§ **Sección de texto**
---+---
La aldaba
Carlos Navarro Antolín
Qué clase de presidente o qué clase de persona
Que uno recuerde, creo que cola como tal era la muy mañanera que solía formarse a la entrada de la Jefatura de Tráfico en la muy inhóspita avenida Páez de Rivera. Existían las clásicas colas de cabizbajos que esperaban a que abrieran las oficinas del Inem. Y recuerdo también alguna que otra cola gruesa y al bulto, como la que se formaba en los accesos al Sánchez-Pizjuán cuando el Sevilla FC vivía en la melancólica medianía de los 90 y en las vísperas de los trompazos a Segunda.
La Expo 92 supuso el esplendor de las colas en Sevilla. Un pabellón sin su larguísima cola no era nada. Sevilla hizo suya la cola desde la Expo y la mostró con antropológica petulancia a ojos de propios y foráneos. De ahí las colas frente al Gran Poder el Jueves Santo al mediodía. Lo último en histeria cofrade fueron las colas que se formaron en los días del llamado The Macarena Gate a partir del cambio expresivo de la Esperanza perpetrado por el profesor Arquillo.
---+---
§ **Qué hacer**
[1] Enumera todas las colas concretas que menciona la columna sobre las colas en Sevilla.
[2] Según la columna sobre las colas en Sevilla, ¿qué acontecimiento supuso el esplendor de las colas en la ciudad?
El listado es material aparte, sin relación con la columna sobre las colas en Sevilla.

§ **Datos aportados**
---+---
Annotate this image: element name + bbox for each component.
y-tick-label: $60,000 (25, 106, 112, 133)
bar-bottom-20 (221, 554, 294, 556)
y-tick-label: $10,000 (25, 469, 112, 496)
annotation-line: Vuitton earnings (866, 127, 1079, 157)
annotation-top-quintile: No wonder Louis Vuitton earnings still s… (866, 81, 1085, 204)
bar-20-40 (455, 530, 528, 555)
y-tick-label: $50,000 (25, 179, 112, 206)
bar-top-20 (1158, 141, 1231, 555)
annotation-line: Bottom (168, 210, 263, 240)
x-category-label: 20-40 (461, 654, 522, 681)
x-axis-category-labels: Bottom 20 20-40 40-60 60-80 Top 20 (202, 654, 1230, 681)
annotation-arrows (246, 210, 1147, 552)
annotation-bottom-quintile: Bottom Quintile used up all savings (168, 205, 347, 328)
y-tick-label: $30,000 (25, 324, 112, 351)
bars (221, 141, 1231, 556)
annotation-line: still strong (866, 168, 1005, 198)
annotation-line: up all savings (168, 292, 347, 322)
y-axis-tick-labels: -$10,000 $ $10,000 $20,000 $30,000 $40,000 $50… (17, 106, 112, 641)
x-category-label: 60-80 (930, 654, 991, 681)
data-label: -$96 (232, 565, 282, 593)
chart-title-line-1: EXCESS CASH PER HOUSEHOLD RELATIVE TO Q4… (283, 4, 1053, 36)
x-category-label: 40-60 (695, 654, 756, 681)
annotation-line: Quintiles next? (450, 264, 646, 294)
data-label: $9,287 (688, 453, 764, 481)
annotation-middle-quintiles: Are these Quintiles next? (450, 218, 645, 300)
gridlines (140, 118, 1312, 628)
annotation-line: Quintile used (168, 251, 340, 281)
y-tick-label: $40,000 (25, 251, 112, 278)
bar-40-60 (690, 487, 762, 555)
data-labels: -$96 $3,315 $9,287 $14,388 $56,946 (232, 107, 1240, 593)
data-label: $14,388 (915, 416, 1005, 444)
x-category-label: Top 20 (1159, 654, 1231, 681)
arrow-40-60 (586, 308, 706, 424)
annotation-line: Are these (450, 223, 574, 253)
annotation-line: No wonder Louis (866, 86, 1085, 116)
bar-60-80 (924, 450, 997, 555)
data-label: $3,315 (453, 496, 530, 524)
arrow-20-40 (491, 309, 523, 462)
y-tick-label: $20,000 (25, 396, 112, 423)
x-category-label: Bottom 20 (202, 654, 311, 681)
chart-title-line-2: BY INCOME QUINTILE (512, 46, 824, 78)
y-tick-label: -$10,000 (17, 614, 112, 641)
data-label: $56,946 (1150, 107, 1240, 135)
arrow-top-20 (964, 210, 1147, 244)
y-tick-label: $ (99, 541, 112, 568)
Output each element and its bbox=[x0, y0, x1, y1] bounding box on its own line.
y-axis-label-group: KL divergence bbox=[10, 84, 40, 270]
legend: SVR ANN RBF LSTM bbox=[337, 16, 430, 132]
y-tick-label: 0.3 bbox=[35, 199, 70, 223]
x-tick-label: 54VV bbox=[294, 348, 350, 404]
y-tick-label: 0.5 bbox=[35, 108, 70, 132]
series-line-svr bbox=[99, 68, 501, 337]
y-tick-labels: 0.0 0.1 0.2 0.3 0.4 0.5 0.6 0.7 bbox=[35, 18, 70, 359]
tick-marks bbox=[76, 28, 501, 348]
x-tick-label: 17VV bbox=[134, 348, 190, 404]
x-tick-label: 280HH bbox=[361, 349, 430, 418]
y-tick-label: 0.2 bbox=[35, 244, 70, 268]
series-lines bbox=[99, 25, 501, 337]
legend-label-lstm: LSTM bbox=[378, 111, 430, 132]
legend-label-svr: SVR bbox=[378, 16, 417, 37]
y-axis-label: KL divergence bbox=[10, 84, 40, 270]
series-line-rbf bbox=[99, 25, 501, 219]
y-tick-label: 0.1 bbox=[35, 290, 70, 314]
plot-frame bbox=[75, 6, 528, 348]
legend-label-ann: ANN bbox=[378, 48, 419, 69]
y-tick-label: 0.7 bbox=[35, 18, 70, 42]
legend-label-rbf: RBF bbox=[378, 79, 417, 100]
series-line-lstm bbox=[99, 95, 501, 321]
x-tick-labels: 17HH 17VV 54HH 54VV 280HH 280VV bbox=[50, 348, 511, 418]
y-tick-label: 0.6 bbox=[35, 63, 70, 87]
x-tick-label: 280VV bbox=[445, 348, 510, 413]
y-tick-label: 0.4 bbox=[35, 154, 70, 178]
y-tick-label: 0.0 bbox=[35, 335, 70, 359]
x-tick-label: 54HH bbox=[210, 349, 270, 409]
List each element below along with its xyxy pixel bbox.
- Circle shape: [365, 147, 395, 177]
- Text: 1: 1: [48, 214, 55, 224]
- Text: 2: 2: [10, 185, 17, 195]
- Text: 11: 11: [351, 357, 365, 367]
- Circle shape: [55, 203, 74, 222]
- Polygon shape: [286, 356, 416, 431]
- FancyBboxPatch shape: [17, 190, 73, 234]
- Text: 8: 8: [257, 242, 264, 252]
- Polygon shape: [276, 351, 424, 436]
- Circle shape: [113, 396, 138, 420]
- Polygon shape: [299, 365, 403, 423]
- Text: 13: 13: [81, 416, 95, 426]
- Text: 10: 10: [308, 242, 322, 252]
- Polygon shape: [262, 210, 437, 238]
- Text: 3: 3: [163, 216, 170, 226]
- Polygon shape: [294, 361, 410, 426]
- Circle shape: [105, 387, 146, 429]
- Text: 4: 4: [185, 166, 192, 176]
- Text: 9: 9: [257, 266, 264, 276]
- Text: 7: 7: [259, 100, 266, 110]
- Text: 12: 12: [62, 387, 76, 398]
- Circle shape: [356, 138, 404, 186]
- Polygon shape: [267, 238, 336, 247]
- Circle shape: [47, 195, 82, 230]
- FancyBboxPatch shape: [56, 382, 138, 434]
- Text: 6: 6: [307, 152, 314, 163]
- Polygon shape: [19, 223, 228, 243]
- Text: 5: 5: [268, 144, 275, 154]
---+---
§ **Respuestas por tarea**
[1]
- La cola mañanera a la entrada de la Jefatura de Tráfico, en la avenida Páez de Rivera.
- Las colas frente a las oficinas del Inem.
- La cola en los accesos al Sánchez-Pizjuán en los años 90.
- Las colas de los pabellones de la Expo 92.
- Las colas frente al Gran Poder el Jueves Santo al mediodía.
- Las colas de los días del llamado The Macarena Gate.

[2] La Expo 92.